● **What is asked**:
Would you quote every entry exactly, dropping only the pictures?
□ □ □ □ □
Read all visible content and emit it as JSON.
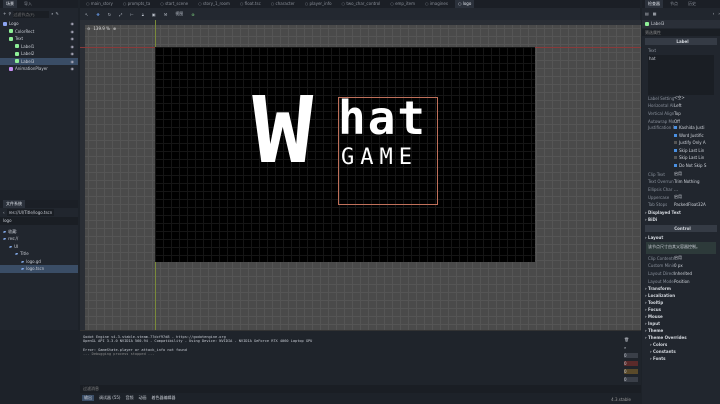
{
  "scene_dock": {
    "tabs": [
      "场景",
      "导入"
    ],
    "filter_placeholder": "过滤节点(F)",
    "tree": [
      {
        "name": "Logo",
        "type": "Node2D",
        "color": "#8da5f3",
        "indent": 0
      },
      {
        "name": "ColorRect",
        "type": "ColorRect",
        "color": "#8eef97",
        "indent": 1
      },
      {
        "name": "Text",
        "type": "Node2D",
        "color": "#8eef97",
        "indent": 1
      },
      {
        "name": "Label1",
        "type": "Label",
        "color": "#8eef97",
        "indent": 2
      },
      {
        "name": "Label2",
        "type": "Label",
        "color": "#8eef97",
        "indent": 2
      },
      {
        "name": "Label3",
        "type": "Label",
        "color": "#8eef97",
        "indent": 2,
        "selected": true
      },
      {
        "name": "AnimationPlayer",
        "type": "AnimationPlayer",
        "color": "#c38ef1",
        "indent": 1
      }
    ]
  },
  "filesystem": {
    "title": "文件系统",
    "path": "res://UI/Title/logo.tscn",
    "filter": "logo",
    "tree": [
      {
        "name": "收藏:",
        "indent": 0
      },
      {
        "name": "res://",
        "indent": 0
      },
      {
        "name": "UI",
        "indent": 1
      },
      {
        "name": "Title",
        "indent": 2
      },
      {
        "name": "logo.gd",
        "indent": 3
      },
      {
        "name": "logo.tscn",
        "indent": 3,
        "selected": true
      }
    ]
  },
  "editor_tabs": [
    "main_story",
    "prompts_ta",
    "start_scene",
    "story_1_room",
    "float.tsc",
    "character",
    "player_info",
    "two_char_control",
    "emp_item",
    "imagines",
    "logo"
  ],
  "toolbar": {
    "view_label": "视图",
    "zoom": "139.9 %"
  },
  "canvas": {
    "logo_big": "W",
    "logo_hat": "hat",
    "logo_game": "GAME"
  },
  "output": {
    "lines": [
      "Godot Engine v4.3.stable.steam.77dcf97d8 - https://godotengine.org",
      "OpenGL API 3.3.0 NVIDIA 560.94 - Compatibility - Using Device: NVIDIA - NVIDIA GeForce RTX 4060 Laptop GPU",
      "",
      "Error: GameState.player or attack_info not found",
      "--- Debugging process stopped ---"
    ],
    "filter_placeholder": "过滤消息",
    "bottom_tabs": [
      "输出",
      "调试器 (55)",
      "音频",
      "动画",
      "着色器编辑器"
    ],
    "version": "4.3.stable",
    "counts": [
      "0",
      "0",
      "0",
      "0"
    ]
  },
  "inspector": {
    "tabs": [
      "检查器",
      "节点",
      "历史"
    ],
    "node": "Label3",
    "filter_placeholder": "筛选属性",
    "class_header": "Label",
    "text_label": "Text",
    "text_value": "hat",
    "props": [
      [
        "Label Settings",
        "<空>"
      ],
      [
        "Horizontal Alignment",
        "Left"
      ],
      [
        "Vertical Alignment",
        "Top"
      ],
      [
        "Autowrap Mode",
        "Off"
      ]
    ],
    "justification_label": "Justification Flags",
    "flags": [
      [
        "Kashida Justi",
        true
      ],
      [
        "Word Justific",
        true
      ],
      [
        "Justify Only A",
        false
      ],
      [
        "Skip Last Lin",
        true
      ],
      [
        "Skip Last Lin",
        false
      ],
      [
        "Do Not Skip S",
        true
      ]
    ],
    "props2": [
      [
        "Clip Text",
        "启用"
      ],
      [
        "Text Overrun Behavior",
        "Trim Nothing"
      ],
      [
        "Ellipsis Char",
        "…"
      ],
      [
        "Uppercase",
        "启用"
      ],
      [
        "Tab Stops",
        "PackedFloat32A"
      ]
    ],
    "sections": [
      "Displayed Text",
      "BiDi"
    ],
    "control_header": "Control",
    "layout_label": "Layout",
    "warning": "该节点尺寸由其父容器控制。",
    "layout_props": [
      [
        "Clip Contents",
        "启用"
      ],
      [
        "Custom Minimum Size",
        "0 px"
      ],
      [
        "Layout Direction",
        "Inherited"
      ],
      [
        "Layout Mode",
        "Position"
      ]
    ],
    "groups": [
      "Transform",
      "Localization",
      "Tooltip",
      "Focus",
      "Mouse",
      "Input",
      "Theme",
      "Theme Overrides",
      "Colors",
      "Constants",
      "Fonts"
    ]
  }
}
□ □ □ □ □
● **Completed exercise**:
Read all visible content and emit it as JSON.
{
  "scene_dock": {
    "tabs": [
      "场景",
      "导入"
    ],
    "filter_placeholder": "过滤节点(F)",
    "tree": [
      {
        "name": "Logo",
        "type": "Node2D",
        "color": "#8da5f3",
        "indent": 0
      },
      {
        "name": "ColorRect",
        "type": "ColorRect",
        "color": "#8eef97",
        "indent": 1
      },
      {
        "name": "Text",
        "type": "Node2D",
        "color": "#8eef97",
        "indent": 1
      },
      {
        "name": "Label1",
        "type": "Label",
        "color": "#8eef97",
        "indent": 2
      },
      {
        "name": "Label2",
        "type": "Label",
        "color": "#8eef97",
        "indent": 2
      },
      {
        "name": "Label3",
        "type": "Label",
        "color": "#8eef97",
        "indent": 2,
        "selected": true
      },
      {
        "name": "AnimationPlayer",
        "type": "AnimationPlayer",
        "color": "#c38ef1",
        "indent": 1
      }
    ]
  },
  "filesystem": {
    "title": "文件系统",
    "path": "res://UI/Title/logo.tscn",
    "filter": "logo",
    "tree": [
      {
        "name": "收藏:",
        "indent": 0
      },
      {
        "name": "res://",
        "indent": 0
      },
      {
        "name": "UI",
        "indent": 1
      },
      {
        "name": "Title",
        "indent": 2
      },
      {
        "name": "logo.gd",
        "indent": 3
      },
      {
        "name": "logo.tscn",
        "indent": 3,
        "selected": true
      }
    ]
  },
  "editor_tabs": [
    "main_story",
    "prompts_ta",
    "start_scene",
    "story_1_room",
    "float.tsc",
    "character",
    "player_info",
    "two_char_control",
    "emp_item",
    "imagines",
    "logo"
  ],
  "toolbar": {
    "view_label": "视图",
    "zoom": "139.9 %"
  },
  "canvas": {
    "logo_big": "W",
    "logo_hat": "hat",
    "logo_game": "GAME"
  },
  "output": {
    "lines": [
      "Godot Engine v4.3.stable.steam.77dcf97d8 - https://godotengine.org",
      "OpenGL API 3.3.0 NVIDIA 560.94 - Compatibility - Using Device: NVIDIA - NVIDIA GeForce RTX 4060 Laptop GPU",
      "",
      "Error: GameState.player or attack_info not found",
      "--- Debugging process stopped ---"
    ],
    "filter_placeholder": "过滤消息",
    "bottom_tabs": [
      "输出",
      "调试器 (55)",
      "音频",
      "动画",
      "着色器编辑器"
    ],
    "version": "4.3.stable",
    "counts": [
      "0",
      "0",
      "0",
      "0"
    ]
  },
  "inspector": {
    "tabs": [
      "检查器",
      "节点",
      "历史"
    ],
    "node": "Label3",
    "filter_placeholder": "筛选属性",
    "class_header": "Label",
    "text_label": "Text",
    "text_value": "hat",
    "props": [
      [
        "Label Settings",
        "<空>"
      ],
      [
        "Horizontal Alignment",
        "Left"
      ],
      [
        "Vertical Alignment",
        "Top"
      ],
      [
        "Autowrap Mode",
        "Off"
      ]
    ],
    "justification_label": "Justification Flags",
    "flags": [
      [
        "Kashida Justi",
        true
      ],
      [
        "Word Justific",
        true
      ],
      [
        "Justify Only A",
        false
      ],
      [
        "Skip Last Lin",
        true
      ],
      [
        "Skip Last Lin",
        false
      ],
      [
        "Do Not Skip S",
        true
      ]
    ],
    "props2": [
      [
        "Clip Text",
        "启用"
      ],
      [
        "Text Overrun Behavior",
        "Trim Nothing"
      ],
      [
        "Ellipsis Char",
        "…"
      ],
      [
        "Uppercase",
        "启用"
      ],
      [
        "Tab Stops",
        "PackedFloat32A"
      ]
    ],
    "sections": [
      "Displayed Text",
      "BiDi"
    ],
    "control_header": "Control",
    "layout_label": "Layout",
    "warning": "该节点尺寸由其父容器控制。",
    "layout_props": [
      [
        "Clip Contents",
        "启用"
      ],
      [
        "Custom Minimum Size",
        "0 px"
      ],
      [
        "Layout Direction",
        "Inherited"
      ],
      [
        "Layout Mode",
        "Position"
      ]
    ],
    "groups": [
      "Transform",
      "Localization",
      "Tooltip",
      "Focus",
      "Mouse",
      "Input",
      "Theme",
      "Theme Overrides",
      "Colors",
      "Constants",
      "Fonts"
    ]
  }
}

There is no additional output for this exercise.